- Given instruction 1 -
Answer these from the passage on hydraulic fracturing:
(a) What range of diameters does it give for proppant grains?
(b) How wide are the created fractures typically?
(c) What holds the fractures open once the hydraulic pressure is removed?

- Provided text -

This section is intended to introduce various aspects of the art, which may be associated with exemplary embodiments of the present disclosure. This discussion is believed to assist in providing a framework to facilitate a better understanding of particular aspects of the present disclosure. Accordingly, it should be understood that this section should be read in this light, and not necessarily as admissions of prior art.
Hydraulic fracturing (sometimes referred to herein as “hydrofracturing,” hydrofracking,” or “fracking”) is a technique in which a mixture of a liquid (e.g., water with a chemical additive that provides appropriate viscoelastic properties) mixed with proppants (generally, small grains of sand or aluminum oxide with diameters between 0.1 millimeters (“mm”) to 0.3 mm) is injected through a well borehole at high pressure into a geological formation (e.g., an oil/gas reservoir). This creates fractures in the deep rock formation, typically less than 5 mm wide, 10 meters (“m”)-100 m long, and 10 m-100 m high, along which oil and/or gas, as well as water, migrate to a producing well. When the hydraulic pressure is removed from the formation, then the small grains in the proppant hold these fractures open. Both the locations of fractures that are created and the dimensions of the created openings, which are important for determining the hydraulic conductivity of the fractures and the efficacy of the fracture, are difficult to determine. Thus, mapping of the fractures that remain open upon the removal of the fracking pressure is important since neither the location, orientation, size of the openings, nor the drainage area of the fracture is well known.

- Given instruction 2 -
Copy out everything in the listing from its first line down to and including the line that contains "595, 830, 616]".

- Supplied data -

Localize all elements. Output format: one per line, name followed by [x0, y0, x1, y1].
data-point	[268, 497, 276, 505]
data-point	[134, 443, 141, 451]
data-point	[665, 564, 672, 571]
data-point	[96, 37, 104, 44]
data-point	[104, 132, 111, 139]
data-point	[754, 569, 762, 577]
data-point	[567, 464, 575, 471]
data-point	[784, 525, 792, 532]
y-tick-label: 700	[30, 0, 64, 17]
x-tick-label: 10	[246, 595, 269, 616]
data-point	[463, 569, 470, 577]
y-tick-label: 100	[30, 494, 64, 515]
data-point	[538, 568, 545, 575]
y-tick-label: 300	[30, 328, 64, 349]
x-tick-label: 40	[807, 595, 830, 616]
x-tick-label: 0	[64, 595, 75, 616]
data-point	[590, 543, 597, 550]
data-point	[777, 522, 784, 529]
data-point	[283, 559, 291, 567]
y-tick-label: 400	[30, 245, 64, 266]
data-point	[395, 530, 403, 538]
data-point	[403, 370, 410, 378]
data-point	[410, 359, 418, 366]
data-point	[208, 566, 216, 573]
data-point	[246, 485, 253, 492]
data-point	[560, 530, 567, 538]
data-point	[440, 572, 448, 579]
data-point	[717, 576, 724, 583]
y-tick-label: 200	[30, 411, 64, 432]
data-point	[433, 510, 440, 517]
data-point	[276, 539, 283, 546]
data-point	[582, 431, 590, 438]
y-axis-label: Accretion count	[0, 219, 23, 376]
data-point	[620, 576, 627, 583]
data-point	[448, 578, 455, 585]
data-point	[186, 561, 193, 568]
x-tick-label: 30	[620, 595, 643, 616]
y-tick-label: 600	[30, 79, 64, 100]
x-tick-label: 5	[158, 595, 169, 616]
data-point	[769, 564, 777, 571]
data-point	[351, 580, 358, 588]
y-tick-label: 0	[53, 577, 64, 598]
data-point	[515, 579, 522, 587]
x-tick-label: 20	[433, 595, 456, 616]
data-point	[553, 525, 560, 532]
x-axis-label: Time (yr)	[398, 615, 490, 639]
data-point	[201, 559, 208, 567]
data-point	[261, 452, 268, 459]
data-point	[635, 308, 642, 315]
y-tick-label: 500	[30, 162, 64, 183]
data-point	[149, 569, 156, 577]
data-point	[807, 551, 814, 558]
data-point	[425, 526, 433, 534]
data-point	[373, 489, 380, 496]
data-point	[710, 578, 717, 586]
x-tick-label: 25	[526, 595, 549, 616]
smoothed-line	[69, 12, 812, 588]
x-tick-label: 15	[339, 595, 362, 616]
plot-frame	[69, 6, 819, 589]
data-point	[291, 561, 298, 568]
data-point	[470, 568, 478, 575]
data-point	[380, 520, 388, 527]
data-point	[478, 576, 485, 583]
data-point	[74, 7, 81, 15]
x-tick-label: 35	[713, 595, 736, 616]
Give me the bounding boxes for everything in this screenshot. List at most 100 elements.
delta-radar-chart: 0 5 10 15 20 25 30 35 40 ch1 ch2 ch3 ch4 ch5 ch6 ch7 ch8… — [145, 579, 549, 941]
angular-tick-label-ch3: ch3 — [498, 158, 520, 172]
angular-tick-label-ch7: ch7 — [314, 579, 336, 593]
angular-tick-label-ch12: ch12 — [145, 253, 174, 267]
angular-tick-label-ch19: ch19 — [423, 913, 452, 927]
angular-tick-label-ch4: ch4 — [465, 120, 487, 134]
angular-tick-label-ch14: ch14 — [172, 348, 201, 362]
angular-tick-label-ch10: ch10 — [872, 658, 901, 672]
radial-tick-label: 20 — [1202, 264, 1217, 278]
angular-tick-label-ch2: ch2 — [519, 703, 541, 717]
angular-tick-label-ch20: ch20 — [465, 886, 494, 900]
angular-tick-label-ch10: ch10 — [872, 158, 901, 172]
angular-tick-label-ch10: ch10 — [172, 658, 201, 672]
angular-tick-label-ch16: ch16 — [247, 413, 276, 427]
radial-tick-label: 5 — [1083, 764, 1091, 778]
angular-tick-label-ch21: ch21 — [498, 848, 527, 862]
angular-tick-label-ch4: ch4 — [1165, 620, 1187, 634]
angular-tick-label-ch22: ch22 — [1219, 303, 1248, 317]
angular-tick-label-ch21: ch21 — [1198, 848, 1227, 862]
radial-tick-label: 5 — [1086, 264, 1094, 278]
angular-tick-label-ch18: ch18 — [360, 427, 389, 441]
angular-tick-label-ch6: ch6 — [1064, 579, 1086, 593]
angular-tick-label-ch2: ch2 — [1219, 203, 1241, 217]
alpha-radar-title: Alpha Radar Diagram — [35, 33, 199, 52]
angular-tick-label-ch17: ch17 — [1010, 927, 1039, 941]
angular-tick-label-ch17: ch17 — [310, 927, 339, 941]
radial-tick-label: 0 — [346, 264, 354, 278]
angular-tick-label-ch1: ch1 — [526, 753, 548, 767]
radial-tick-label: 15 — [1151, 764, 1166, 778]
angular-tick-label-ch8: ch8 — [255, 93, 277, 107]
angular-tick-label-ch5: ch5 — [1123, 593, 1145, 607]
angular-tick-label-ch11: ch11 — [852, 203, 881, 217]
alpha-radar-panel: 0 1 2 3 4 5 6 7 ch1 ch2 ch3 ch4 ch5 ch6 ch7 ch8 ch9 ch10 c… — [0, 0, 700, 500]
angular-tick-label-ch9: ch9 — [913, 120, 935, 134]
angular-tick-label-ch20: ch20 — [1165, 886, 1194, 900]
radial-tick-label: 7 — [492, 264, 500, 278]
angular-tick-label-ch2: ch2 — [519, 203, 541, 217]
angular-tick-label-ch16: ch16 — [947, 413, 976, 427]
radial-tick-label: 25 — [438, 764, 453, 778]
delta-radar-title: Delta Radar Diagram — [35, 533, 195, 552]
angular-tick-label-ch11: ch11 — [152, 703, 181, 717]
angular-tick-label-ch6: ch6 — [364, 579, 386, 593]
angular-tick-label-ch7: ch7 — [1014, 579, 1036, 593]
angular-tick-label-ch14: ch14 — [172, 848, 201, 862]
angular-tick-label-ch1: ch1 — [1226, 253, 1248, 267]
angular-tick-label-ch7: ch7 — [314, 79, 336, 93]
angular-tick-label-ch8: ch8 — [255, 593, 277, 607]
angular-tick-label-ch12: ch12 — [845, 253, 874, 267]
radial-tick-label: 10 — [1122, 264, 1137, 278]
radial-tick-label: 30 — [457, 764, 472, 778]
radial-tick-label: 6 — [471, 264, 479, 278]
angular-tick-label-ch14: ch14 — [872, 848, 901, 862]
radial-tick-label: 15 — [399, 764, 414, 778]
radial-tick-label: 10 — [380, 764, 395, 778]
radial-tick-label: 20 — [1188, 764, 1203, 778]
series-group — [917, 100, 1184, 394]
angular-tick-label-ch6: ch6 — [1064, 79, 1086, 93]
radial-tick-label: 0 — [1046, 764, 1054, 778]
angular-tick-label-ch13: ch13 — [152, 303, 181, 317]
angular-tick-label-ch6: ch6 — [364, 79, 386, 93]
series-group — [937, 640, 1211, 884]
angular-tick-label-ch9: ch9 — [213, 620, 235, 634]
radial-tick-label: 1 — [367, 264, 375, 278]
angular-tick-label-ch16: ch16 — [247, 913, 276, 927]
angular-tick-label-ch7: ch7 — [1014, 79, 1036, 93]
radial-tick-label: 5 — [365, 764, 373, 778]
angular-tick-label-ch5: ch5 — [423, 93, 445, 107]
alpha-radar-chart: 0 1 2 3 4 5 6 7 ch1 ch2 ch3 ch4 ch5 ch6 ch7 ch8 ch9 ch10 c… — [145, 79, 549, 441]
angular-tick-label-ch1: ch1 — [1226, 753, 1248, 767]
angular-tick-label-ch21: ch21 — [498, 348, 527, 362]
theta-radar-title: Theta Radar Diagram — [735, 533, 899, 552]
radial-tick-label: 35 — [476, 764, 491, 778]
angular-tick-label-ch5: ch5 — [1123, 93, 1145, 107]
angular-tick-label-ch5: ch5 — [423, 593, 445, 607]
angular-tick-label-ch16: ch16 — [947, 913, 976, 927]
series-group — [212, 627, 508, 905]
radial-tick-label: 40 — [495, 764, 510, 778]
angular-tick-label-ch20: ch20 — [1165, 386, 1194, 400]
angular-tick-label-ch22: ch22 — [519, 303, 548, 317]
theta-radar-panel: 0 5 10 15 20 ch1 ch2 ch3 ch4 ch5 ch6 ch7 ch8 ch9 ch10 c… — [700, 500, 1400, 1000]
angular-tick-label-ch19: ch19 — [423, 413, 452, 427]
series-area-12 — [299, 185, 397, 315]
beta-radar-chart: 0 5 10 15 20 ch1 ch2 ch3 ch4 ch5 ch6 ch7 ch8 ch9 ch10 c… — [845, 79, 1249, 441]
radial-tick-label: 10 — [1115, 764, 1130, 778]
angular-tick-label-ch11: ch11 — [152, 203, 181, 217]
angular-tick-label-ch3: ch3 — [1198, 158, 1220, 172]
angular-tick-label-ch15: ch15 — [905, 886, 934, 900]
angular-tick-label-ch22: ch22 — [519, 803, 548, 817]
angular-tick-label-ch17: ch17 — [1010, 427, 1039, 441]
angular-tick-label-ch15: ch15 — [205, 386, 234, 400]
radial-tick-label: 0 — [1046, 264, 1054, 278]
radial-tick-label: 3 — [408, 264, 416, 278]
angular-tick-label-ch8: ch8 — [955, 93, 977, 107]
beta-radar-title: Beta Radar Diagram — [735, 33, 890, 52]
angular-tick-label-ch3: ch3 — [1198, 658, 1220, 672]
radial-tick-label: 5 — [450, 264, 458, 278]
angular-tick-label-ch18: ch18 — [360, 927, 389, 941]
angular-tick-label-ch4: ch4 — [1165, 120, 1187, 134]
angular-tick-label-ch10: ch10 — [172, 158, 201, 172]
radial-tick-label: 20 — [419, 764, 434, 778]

- Task output 1 -
(a) Between 0.1 mm and 0.3 mm.
(b) Less than 5 mm wide.
(c) The small grains in the proppant.

- Task output 2 -
Localize all elements. Output format: one per line, name followed by [x0, y0, x1, y1].
data-point	[268, 497, 276, 505]
data-point	[134, 443, 141, 451]
data-point	[665, 564, 672, 571]
data-point	[96, 37, 104, 44]
data-point	[104, 132, 111, 139]
data-point	[754, 569, 762, 577]
data-point	[567, 464, 575, 471]
data-point	[784, 525, 792, 532]
y-tick-label: 700	[30, 0, 64, 17]
x-tick-label: 10	[246, 595, 269, 616]
data-point	[463, 569, 470, 577]
y-tick-label: 100	[30, 494, 64, 515]
data-point	[538, 568, 545, 575]
y-tick-label: 300	[30, 328, 64, 349]
x-tick-label: 40	[807, 595, 830, 616]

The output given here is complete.